:: Provided data ::
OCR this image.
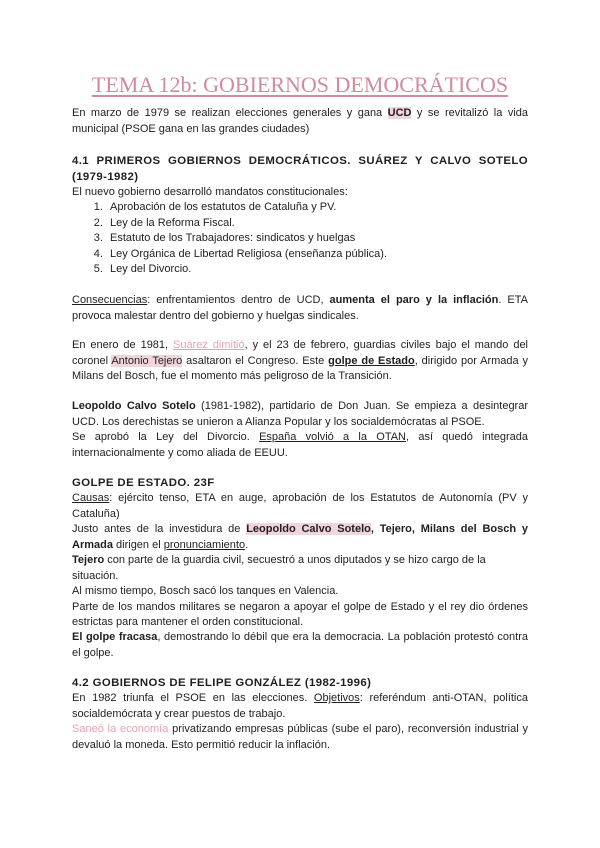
TEMA 12b: GOBIERNOS DEMOCRÁTICOS
En marzo de 1979 se realizan elecciones generales y gana UCD y se revitalizó la vida municipal (PSOE gana en las grandes ciudades)
4.1 PRIMEROS GOBIERNOS DEMOCRÁTICOS. SUÁREZ Y CALVO SOTELO (1979-1982)
El nuevo gobierno desarrolló mandatos constitucionales:
1. Aprobación de los estatutos de Cataluña y PV.
2. Ley de la Reforma Fiscal.
3. Estatuto de los Trabajadores: sindicatos y huelgas
4. Ley Orgánica de Libertad Religiosa (enseñanza pública).
5. Ley del Divorcio.
Consecuencias: enfrentamientos dentro de UCD, aumenta el paro y la inflación. ETA provoca malestar dentro del gobierno y huelgas sindicales.
En enero de 1981, Suárez dimitió, y el 23 de febrero, guardias civiles bajo el mando del coronel Antonio Tejero asaltaron el Congreso. Este golpe de Estado, dirigido por Armada y Milans del Bosch, fue el momento más peligroso de la Transición.
Leopoldo Calvo Sotelo (1981-1982), partidario de Don Juan. Se empieza a desintegrar UCD. Los derechistas se unieron a Alianza Popular y los socialdemócratas al PSOE.
Se aprobó la Ley del Divorcio. España volvió a la OTAN, así quedó integrada internacionalmente y como aliada de EEUU.
GOLPE DE ESTADO. 23F
Causas: ejército tenso, ETA en auge, aprobación de los Estatutos de Autonomía (PV y Cataluña)
Justo antes de la investidura de Leopoldo Calvo Sotelo, Tejero, Milans del Bosch y Armada dirigen el pronunciamiento.
Tejero con parte de la guardia civil, secuestró a unos diputados y se hizo cargo de la situación.
Al mismo tiempo, Bosch sacó los tanques en Valencia.
Parte de los mandos militares se negaron a apoyar el golpe de Estado y el rey dio órdenes estrictas para mantener el orden constitucional.
El golpe fracasa, demostrando lo débil que era la democracia. La población protestó contra el golpe.
4.2 GOBIERNOS DE FELIPE GONZÁLEZ (1982-1996)
En 1982 triunfa el PSOE en las elecciones. Objetivos: referéndum anti-OTAN, política socialdemócrata y crear puestos de trabajo.
Saneó la economía privatizando empresas públicas (sube el paro), reconversión industrial y devaluó la moneda. Esto permitió reducir la inflación.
:::
### What is required
Make an exact copy of all entries above, dropping the images.

### Response
OCR this image.
TEMA 12b: GOBIERNOS DEMOCRÁTICOS
En marzo de 1979 se realizan elecciones generales y gana UCD y se revitalizó la vida municipal (PSOE gana en las grandes ciudades)
4.1 PRIMEROS GOBIERNOS DEMOCRÁTICOS. SUÁREZ Y CALVO SOTELO (1979-1982)
El nuevo gobierno desarrolló mandatos constitucionales:
1. Aprobación de los estatutos de Cataluña y PV.
2. Ley de la Reforma Fiscal.
3. Estatuto de los Trabajadores: sindicatos y huelgas
4. Ley Orgánica de Libertad Religiosa (enseñanza pública).
5. Ley del Divorcio.
Consecuencias: enfrentamientos dentro de UCD, aumenta el paro y la inflación. ETA provoca malestar dentro del gobierno y huelgas sindicales.
En enero de 1981, Suárez dimitió, y el 23 de febrero, guardias civiles bajo el mando del coronel Antonio Tejero asaltaron el Congreso. Este golpe de Estado, dirigido por Armada y Milans del Bosch, fue el momento más peligroso de la Transición.
Leopoldo Calvo Sotelo (1981-1982), partidario de Don Juan. Se empieza a desintegrar UCD. Los derechistas se unieron a Alianza Popular y los socialdemócratas al PSOE.
Se aprobó la Ley del Divorcio. España volvió a la OTAN, así quedó integrada internacionalmente y como aliada de EEUU.
GOLPE DE ESTADO. 23F
Causas: ejército tenso, ETA en auge, aprobación de los Estatutos de Autonomía (PV y Cataluña)
Justo antes de la investidura de Leopoldo Calvo Sotelo, Tejero, Milans del Bosch y Armada dirigen el pronunciamiento.
Tejero con parte de la guardia civil, secuestró a unos diputados y se hizo cargo de la situación.
Al mismo tiempo, Bosch sacó los tanques en Valencia.
Parte de los mandos militares se negaron a apoyar el golpe de Estado y el rey dio órdenes estrictas para mantener el orden constitucional.
El golpe fracasa, demostrando lo débil que era la democracia. La población protestó contra el golpe.
4.2 GOBIERNOS DE FELIPE GONZÁLEZ (1982-1996)
En 1982 triunfa el PSOE en las elecciones. Objetivos: referéndum anti-OTAN, política socialdemócrata y crear puestos de trabajo.
Saneó la economía privatizando empresas públicas (sube el paro), reconversión industrial y devaluó la moneda. Esto permitió reducir la inflación.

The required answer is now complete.